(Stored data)
-=-=-=-=-

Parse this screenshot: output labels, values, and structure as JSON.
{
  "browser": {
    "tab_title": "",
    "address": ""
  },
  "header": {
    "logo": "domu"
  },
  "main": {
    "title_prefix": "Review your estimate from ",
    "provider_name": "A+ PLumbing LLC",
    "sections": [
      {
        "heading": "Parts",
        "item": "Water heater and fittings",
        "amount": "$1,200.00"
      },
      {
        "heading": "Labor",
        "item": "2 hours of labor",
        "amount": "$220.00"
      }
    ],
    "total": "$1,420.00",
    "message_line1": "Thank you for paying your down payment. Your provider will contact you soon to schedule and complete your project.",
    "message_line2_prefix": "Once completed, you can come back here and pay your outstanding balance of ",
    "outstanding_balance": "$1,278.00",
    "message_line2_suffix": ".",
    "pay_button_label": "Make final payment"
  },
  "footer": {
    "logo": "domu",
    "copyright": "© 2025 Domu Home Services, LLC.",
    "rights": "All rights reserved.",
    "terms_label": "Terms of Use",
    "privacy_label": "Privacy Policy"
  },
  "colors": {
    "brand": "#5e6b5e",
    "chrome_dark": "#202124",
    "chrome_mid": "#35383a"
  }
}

-=-=-=-=-

• **Written exercise**
Please output the entries above, every line exactly as it reads.

• **Result**
Parse this screenshot: output labels, values, and structure as JSON.
{
  "browser": {
    "tab_title": "",
    "address": ""
  },
  "header": {
    "logo": "domu"
  },
  "main": {
    "title_prefix": "Review your estimate from ",
    "provider_name": "A+ PLumbing LLC",
    "sections": [
      {
        "heading": "Parts",
        "item": "Water heater and fittings",
        "amount": "$1,200.00"
      },
      {
        "heading": "Labor",
        "item": "2 hours of labor",
        "amount": "$220.00"
      }
    ],
    "total": "$1,420.00",
    "message_line1": "Thank you for paying your down payment. Your provider will contact you soon to schedule and complete your project.",
    "message_line2_prefix": "Once completed, you can come back here and pay your outstanding balance of ",
    "outstanding_balance": "$1,278.00",
    "message_line2_suffix": ".",
    "pay_button_label": "Make final payment"
  },
  "footer": {
    "logo": "domu",
    "copyright": "© 2025 Domu Home Services, LLC.",
    "rights": "All rights reserved.",
    "terms_label": "Terms of Use",
    "privacy_label": "Privacy Policy"
  },
  "colors": {
    "brand": "#5e6b5e",
    "chrome_dark": "#202124",
    "chrome_mid": "#35383a"
  }
}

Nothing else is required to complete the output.